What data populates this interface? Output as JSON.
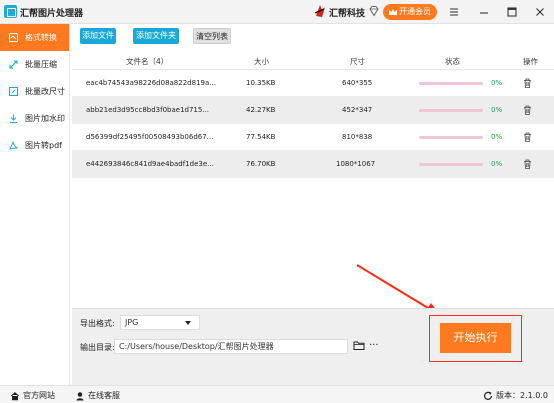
{
  "window": {
    "title": "汇帮图片处理器",
    "brand": "汇帮科技",
    "vip_label": "开通会员"
  },
  "sidebar": {
    "items": [
      {
        "label": "格式转换",
        "icon": "convert-icon",
        "active": true
      },
      {
        "label": "批量压缩",
        "icon": "compress-icon",
        "active": false
      },
      {
        "label": "批量改尺寸",
        "icon": "resize-icon",
        "active": false
      },
      {
        "label": "图片加水印",
        "icon": "watermark-icon",
        "active": false
      },
      {
        "label": "图片转pdf",
        "icon": "pdf-icon",
        "active": false
      }
    ]
  },
  "toolbar": {
    "add_file": "添加文件",
    "add_folder": "添加文件夹",
    "clear_list": "清空列表"
  },
  "table": {
    "headers": {
      "filename": "文件名（4）",
      "size": "大小",
      "dimensions": "尺寸",
      "status": "状态",
      "actions": "操作"
    },
    "rows": [
      {
        "name": "eac4b74543a98226d08a822d819a...",
        "size": "10.35KB",
        "dims": "640*355",
        "progress": 0,
        "pct": "0%"
      },
      {
        "name": "abb21ed3d95cc8bd3f0bae1d715...",
        "size": "42.27KB",
        "dims": "452*347",
        "progress": 0,
        "pct": "0%"
      },
      {
        "name": "d56399df25495f00508493b06d67...",
        "size": "77.54KB",
        "dims": "810*838",
        "progress": 0,
        "pct": "0%"
      },
      {
        "name": "e442693846c841d9ae4badf1de3e...",
        "size": "76.70KB",
        "dims": "1080*1067",
        "progress": 0,
        "pct": "0%"
      }
    ]
  },
  "export": {
    "format_label": "导出格式:",
    "format_value": "JPG",
    "dir_label": "输出目录:",
    "dir_value": "C:/Users/house/Desktop/汇帮图片处理器",
    "more": "···",
    "start_label": "开始执行"
  },
  "statusbar": {
    "website": "官方网站",
    "support": "在线客服",
    "version": "版本：2.1.0.0"
  },
  "colors": {
    "accent": "#ff7a1f",
    "blue": "#19a8d8",
    "progress": "#e54b6c",
    "arrow": "#ff2a1a"
  }
}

* **TASK DETAILS**: Transcribe the listing above verbatim. Omit the pictures.

* **RESPONSE**:
What data populates this interface? Output as JSON.
{
  "window": {
    "title": "汇帮图片处理器",
    "brand": "汇帮科技",
    "vip_label": "开通会员"
  },
  "sidebar": {
    "items": [
      {
        "label": "格式转换",
        "icon": "convert-icon",
        "active": true
      },
      {
        "label": "批量压缩",
        "icon": "compress-icon",
        "active": false
      },
      {
        "label": "批量改尺寸",
        "icon": "resize-icon",
        "active": false
      },
      {
        "label": "图片加水印",
        "icon": "watermark-icon",
        "active": false
      },
      {
        "label": "图片转pdf",
        "icon": "pdf-icon",
        "active": false
      }
    ]
  },
  "toolbar": {
    "add_file": "添加文件",
    "add_folder": "添加文件夹",
    "clear_list": "清空列表"
  },
  "table": {
    "headers": {
      "filename": "文件名（4）",
      "size": "大小",
      "dimensions": "尺寸",
      "status": "状态",
      "actions": "操作"
    },
    "rows": [
      {
        "name": "eac4b74543a98226d08a822d819a...",
        "size": "10.35KB",
        "dims": "640*355",
        "progress": 0,
        "pct": "0%"
      },
      {
        "name": "abb21ed3d95cc8bd3f0bae1d715...",
        "size": "42.27KB",
        "dims": "452*347",
        "progress": 0,
        "pct": "0%"
      },
      {
        "name": "d56399df25495f00508493b06d67...",
        "size": "77.54KB",
        "dims": "810*838",
        "progress": 0,
        "pct": "0%"
      },
      {
        "name": "e442693846c841d9ae4badf1de3e...",
        "size": "76.70KB",
        "dims": "1080*1067",
        "progress": 0,
        "pct": "0%"
      }
    ]
  },
  "export": {
    "format_label": "导出格式:",
    "format_value": "JPG",
    "dir_label": "输出目录:",
    "dir_value": "C:/Users/house/Desktop/汇帮图片处理器",
    "more": "···",
    "start_label": "开始执行"
  },
  "statusbar": {
    "website": "官方网站",
    "support": "在线客服",
    "version": "版本：2.1.0.0"
  },
  "colors": {
    "accent": "#ff7a1f",
    "blue": "#19a8d8",
    "progress": "#e54b6c",
    "arrow": "#ff2a1a"
  }
}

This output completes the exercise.